MTR menu
overview
previous page    next page
British Computer Society's coat of arms British Computer Society
Natural Language Translation
Specialist Group

URL: http://www.bcs-mt.org.uk/
WEB PAGE 7
Machine Translation Review
No. 1, April 1995   ISSN: 1358-8346
http://www.bcs-mt.org.uk/mtreview/1/7.htm

 
CAT2 — A UNIFICATION-BASED MACHINE TRANSLATION SYSTEM

by Ruslan Mitkov


 
Abstract

CAT2 is a MT system embodying a unification-based formalism, similar to PATR-II (Sharp 1988, Sharp 1991) and software for the development of grammars, lexicons and translation modules. It was developed at the IAI, Saarbrücken, as a sideline implementation to the Eurotra Project, and has been undergoing constant development and evolution since 1987. Experimental versions of numerous languages have been implemented, including English, German, Spanish, French, Portuguese, Italian, Dutch, Russian, Greek, Korean, and Japanese. It is now being used in pre-industrial projects for a number of commercial firms and academic institutions (Sharp and Streiter 1995).
 
The translation strategy is based on tree-to-tree transduction, where an initial syntactico-semantic tree is parsed, then transduced to an abstract representation ('interface structure') that is designed for simple transfer to a target language interface structure. This structure is then transduced to a syntactico-semantic tree in the target language, whose yield provides the actual translated text. The analysis of a source language, as well as the generation of a target language, is based on strictly monolingual rules, the transfer component being the only interface between two languages. Thus, an analysis in one language may be transferred to any number of target languages without requiring re-analysis. The various components, however, may make use of common rules, much like subroutines, so that 'universal' descriptions may be made to apply equally to any number of languages, thereby reducing the rule base tremendously, as well as simplifying the maintenance of grammars and the addition of new language components.

....................

- [PROBLEMS AND TASKS]
a - Answer these questions using the CAT2 abstract:
(i) At which institute was CAT2 developed?
(ii) Since what year has CAT2 been undergoing constant development?
(iii) What component is the only interface between two languages?
b - In the records, rewrite the lines starting at the one containing "gear-icon — [285, 22, 305, 42]" and ending at the one containing "agent-message-bubble: Yes, you", replacing "agent-message-bubble" with "assistant-message-bubble" and leaving everything else unchanged.

....................

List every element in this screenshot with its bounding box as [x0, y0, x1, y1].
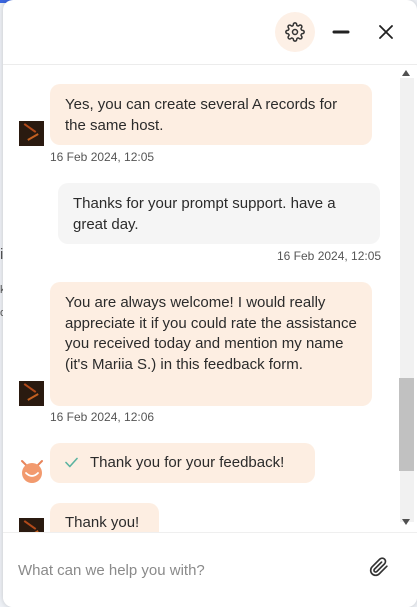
gear-icon — [285, 22, 305, 42]
check-icon — [65, 457, 78, 468]
user-message-bubble: Thanks for your prompt support. have a g… — [58, 183, 380, 244]
bot-avatar-icon — [21, 460, 43, 483]
feedback-confirmation-bubble: Thank you for your feedback! — [50, 443, 315, 483]
minus-icon — [332, 30, 350, 34]
message-scrollbar[interactable] — [397, 65, 417, 532]
chat-header — [3, 0, 417, 65]
agent-avatar — [19, 518, 44, 532]
scroll-up-arrow[interactable] — [402, 70, 410, 76]
agent-message-bubble: Thank you! — [50, 503, 159, 532]
settings-button[interactable] — [275, 12, 315, 52]
agent-message-bubble: Yes, you can create several A records fo… — [50, 84, 372, 145]
message-timestamp: 16 Feb 2024, 12:05 — [277, 249, 382, 263]
attach-button[interactable] — [369, 557, 393, 581]
scroll-down-arrow[interactable] — [402, 519, 410, 525]
close-icon — [379, 25, 393, 39]
agent-avatar — [19, 121, 44, 146]
paperclip-icon — [369, 557, 388, 577]
scrollbar-thumb[interactable] — [399, 378, 414, 471]
message-composer — [3, 532, 417, 607]
message-timestamp: 16 Feb 2024, 12:06 — [50, 410, 155, 424]
message-input[interactable] — [18, 553, 348, 587]
message-list: Yes, you can create several A records fo… — [3, 65, 397, 532]
minimize-button[interactable] — [321, 12, 361, 52]
chat-widget: Yes, you can create several A records fo… — [3, 0, 417, 607]
close-button[interactable] — [366, 12, 406, 52]
agent-message-bubble: You are always welcome! I would really a… — [50, 282, 372, 406]
agent-avatar — [19, 381, 44, 406]
message-timestamp: 16 Feb 2024, 12:05 — [50, 150, 155, 164]
feedback-confirmation-text: Thank you for your feedback! — [90, 454, 285, 471]
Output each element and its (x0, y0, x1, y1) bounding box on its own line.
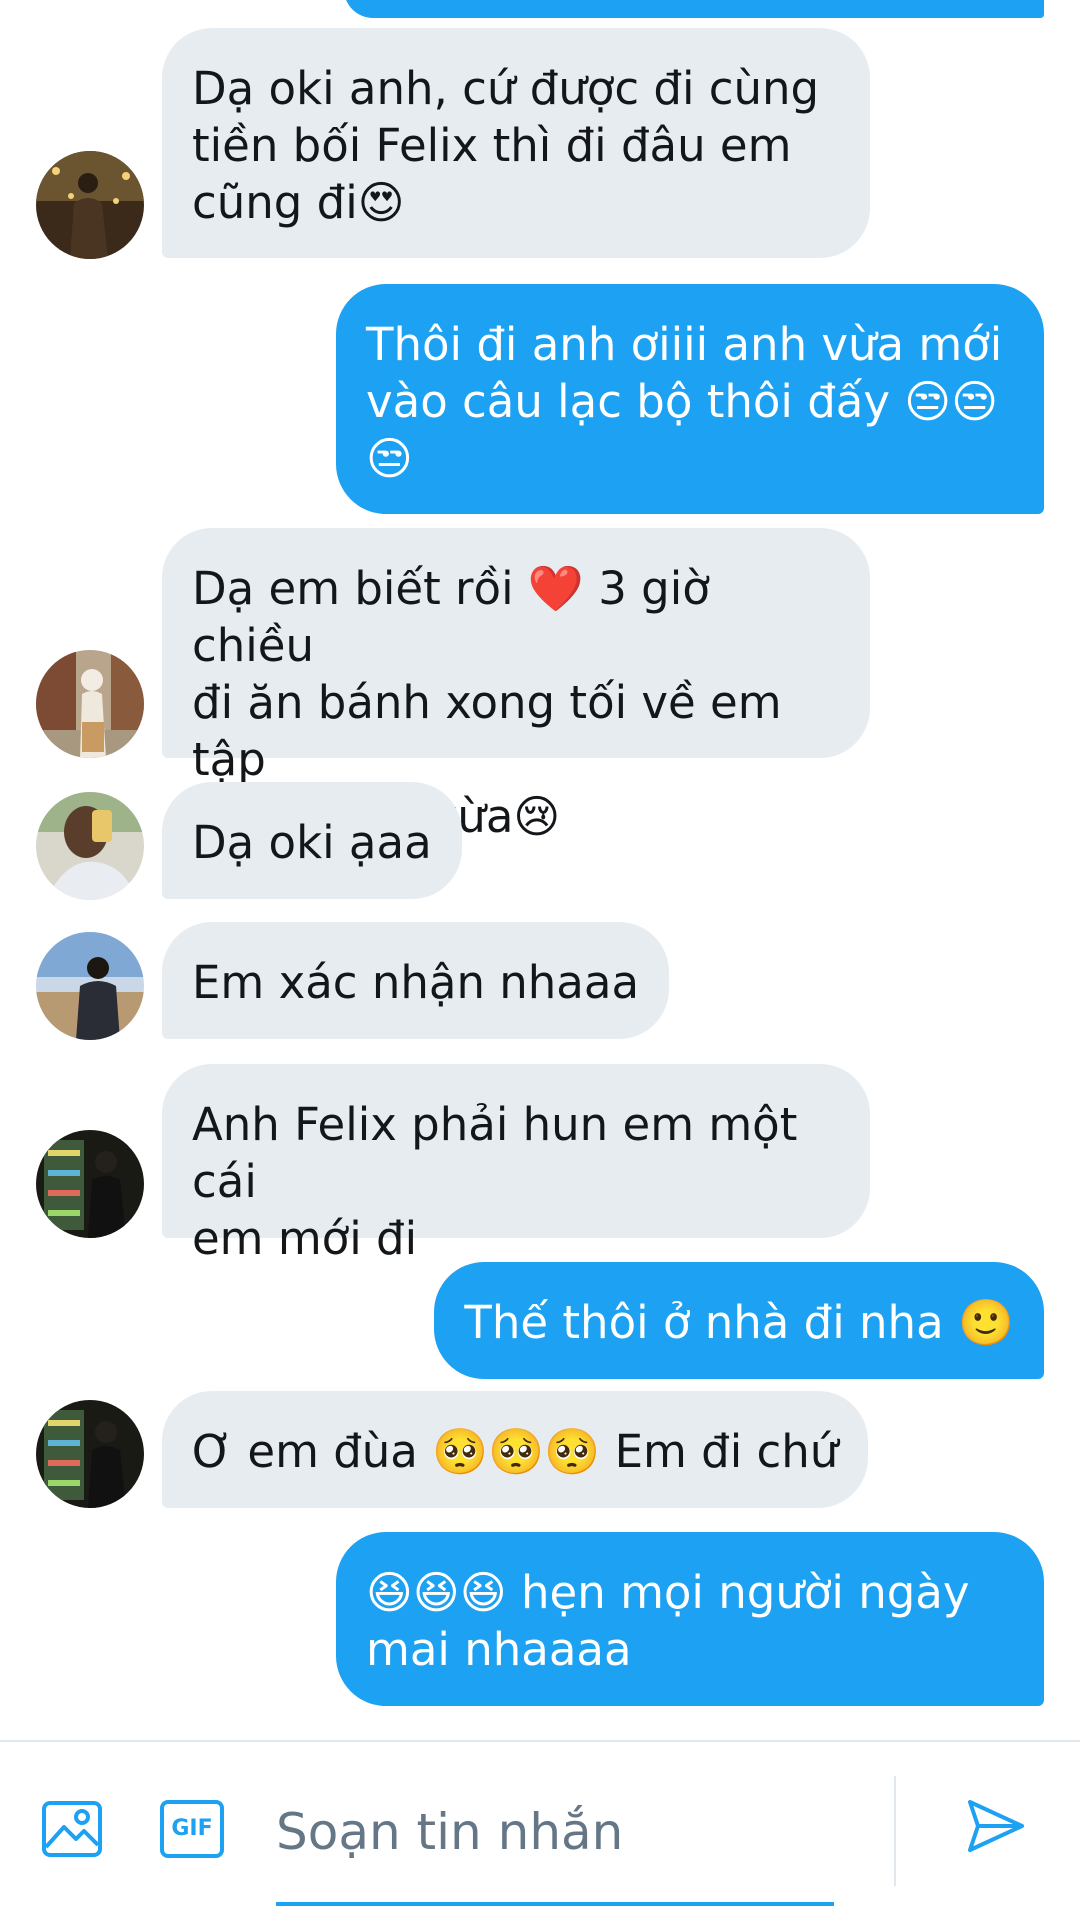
message-bubble-outgoing-partial[interactable] (344, 0, 1044, 18)
message-bubble-incoming[interactable]: Ơ em đùa 🥺🥺🥺 Em đi chứ (162, 1391, 869, 1508)
message-composer: GIF (0, 1740, 1080, 1920)
avatar[interactable] (36, 1130, 144, 1238)
message-bubble-outgoing[interactable]: Thế thôi ở nhà đi nha 🙂 (434, 1262, 1044, 1379)
gif-button[interactable]: GIF (160, 1800, 224, 1858)
avatar[interactable] (36, 650, 144, 758)
message-bubble-incoming[interactable]: Dạ em biết rồi ❤️ 3 giờ chiều đi ăn bánh… (162, 528, 870, 843)
avatar[interactable] (36, 1400, 144, 1508)
avatar[interactable] (36, 932, 144, 1040)
image-icon[interactable] (40, 1797, 104, 1861)
message-bubble-incoming[interactable]: Dạ oki ạaa (162, 782, 462, 899)
send-icon[interactable] (964, 1794, 1028, 1858)
divider (894, 1776, 896, 1886)
message-bubble-incoming[interactable]: Anh Felix phải hun em một cái em mới đi (162, 1064, 870, 1265)
message-bubble-incoming[interactable]: Dạ oki anh, cứ được đi cùng tiền bối Fel… (162, 28, 870, 258)
message-bubble-outgoing[interactable]: 😆😆😆 hẹn mọi người ngày mai nhaaaa (336, 1532, 1044, 1706)
input-focus-underline (276, 1902, 834, 1906)
avatar[interactable] (36, 792, 144, 900)
message-input[interactable] (276, 1782, 834, 1882)
message-bubble-incoming[interactable]: Em xác nhận nhaaa (162, 922, 670, 1039)
avatar[interactable] (36, 151, 144, 259)
message-bubble-outgoing[interactable]: Thôi đi anh ơiiii anh vừa mới vào câu lạ… (336, 284, 1044, 514)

....................

- [WORKED ANSWERS]
a -
(i) The IAI, Saarbrücken.
(ii) 1987.
(iii) The transfer component.

b -
gear-icon — [285, 22, 305, 42]
check-icon — [65, 457, 78, 468]
user-message-bubble: Thanks for your prompt support. have a g… — [58, 183, 380, 244]
bot-avatar-icon — [21, 460, 43, 483]
feedback-confirmation-bubble: Thank you for your feedback! — [50, 443, 315, 483]
minus-icon — [332, 30, 350, 34]
message-scrollbar[interactable] — [397, 65, 417, 532]
chat-header — [3, 0, 417, 65]
agent-avatar — [19, 518, 44, 532]
scroll-up-arrow[interactable] — [402, 70, 410, 76]
assistant-message-bubble: Thank you! — [50, 503, 159, 532]
settings-button[interactable] — [275, 12, 315, 52]
assistant-message-bubble: Yes, you can create several A records fo… — [50, 84, 372, 145]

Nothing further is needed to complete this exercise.